** Begin Input rows **

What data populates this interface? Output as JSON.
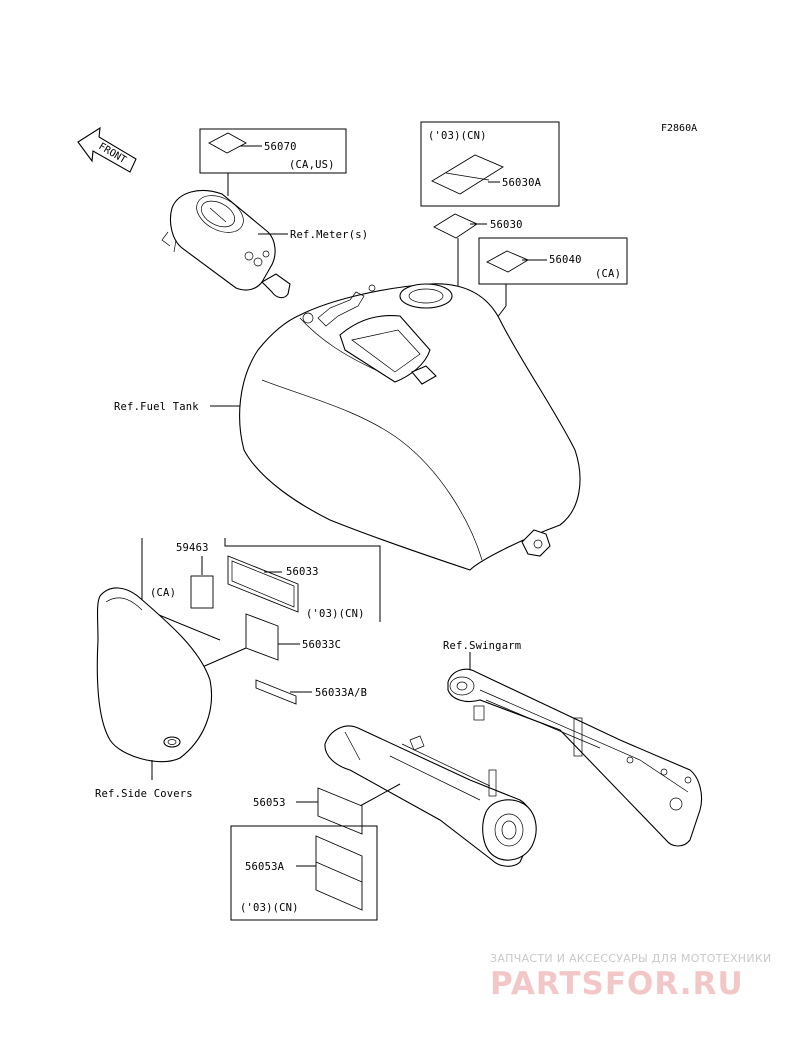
{
  "figure_code": "F2860A",
  "front_arrow_label": "FRONT",
  "parts": {
    "p56070": {
      "number": "56070",
      "note": "(CA,US)"
    },
    "p56030A": {
      "number": "56030A",
      "note": "('03)(CN)"
    },
    "p56030": {
      "number": "56030"
    },
    "p56040": {
      "number": "56040",
      "note": "(CA)"
    },
    "p59463": {
      "number": "59463",
      "note": "(CA)"
    },
    "p56033": {
      "number": "56033",
      "note": "('03)(CN)"
    },
    "p56033C": {
      "number": "56033C"
    },
    "p56033AB": {
      "number": "56033A/B"
    },
    "p56053": {
      "number": "56053"
    },
    "p56053A": {
      "number": "56053A",
      "note": "('03)(CN)"
    }
  },
  "references": {
    "meter": "Ref.Meter(s)",
    "fuel_tank": "Ref.Fuel Tank",
    "swingarm": "Ref.Swingarm",
    "side_covers": "Ref.Side Covers"
  },
  "watermark": {
    "line1": "ЗАПЧАСТИ И АКСЕССУАРЫ ДЛЯ МОТОТЕХНИКИ",
    "line2": "PARTSFOR.RU",
    "color": "#e8a0a0"
  }
}
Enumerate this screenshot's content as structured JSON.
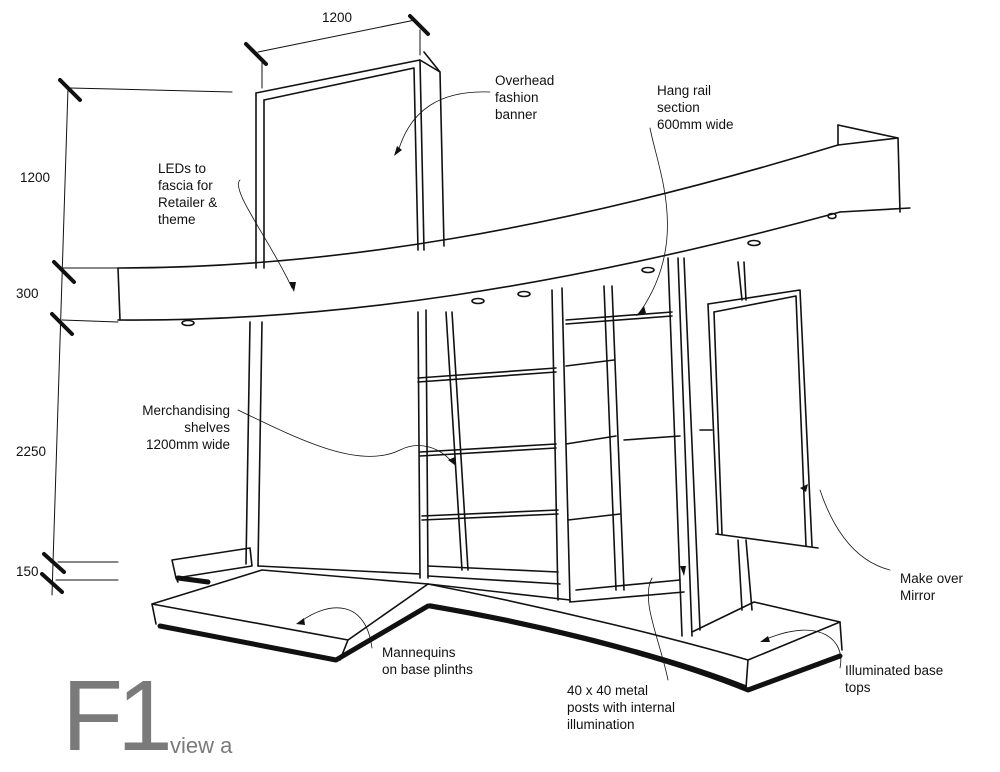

** End Input rows **

• _Task details_
Write out all the entries word for word, but skip any images.

• _Solution to the problem_
What data populates this interface? Output as JSON.
{
  "figure_code": "F2860A",
  "front_arrow_label": "FRONT",
  "parts": {
    "p56070": {
      "number": "56070",
      "note": "(CA,US)"
    },
    "p56030A": {
      "number": "56030A",
      "note": "('03)(CN)"
    },
    "p56030": {
      "number": "56030"
    },
    "p56040": {
      "number": "56040",
      "note": "(CA)"
    },
    "p59463": {
      "number": "59463",
      "note": "(CA)"
    },
    "p56033": {
      "number": "56033",
      "note": "('03)(CN)"
    },
    "p56033C": {
      "number": "56033C"
    },
    "p56033AB": {
      "number": "56033A/B"
    },
    "p56053": {
      "number": "56053"
    },
    "p56053A": {
      "number": "56053A",
      "note": "('03)(CN)"
    }
  },
  "references": {
    "meter": "Ref.Meter(s)",
    "fuel_tank": "Ref.Fuel Tank",
    "swingarm": "Ref.Swingarm",
    "side_covers": "Ref.Side Covers"
  },
  "watermark": {
    "line1": "ЗАПЧАСТИ И АКСЕССУАРЫ ДЛЯ МОТОТЕХНИКИ",
    "line2": "PARTSFOR.RU",
    "color": "#e8a0a0"
  }
}
Enumerate this screenshot's content as structured JSON.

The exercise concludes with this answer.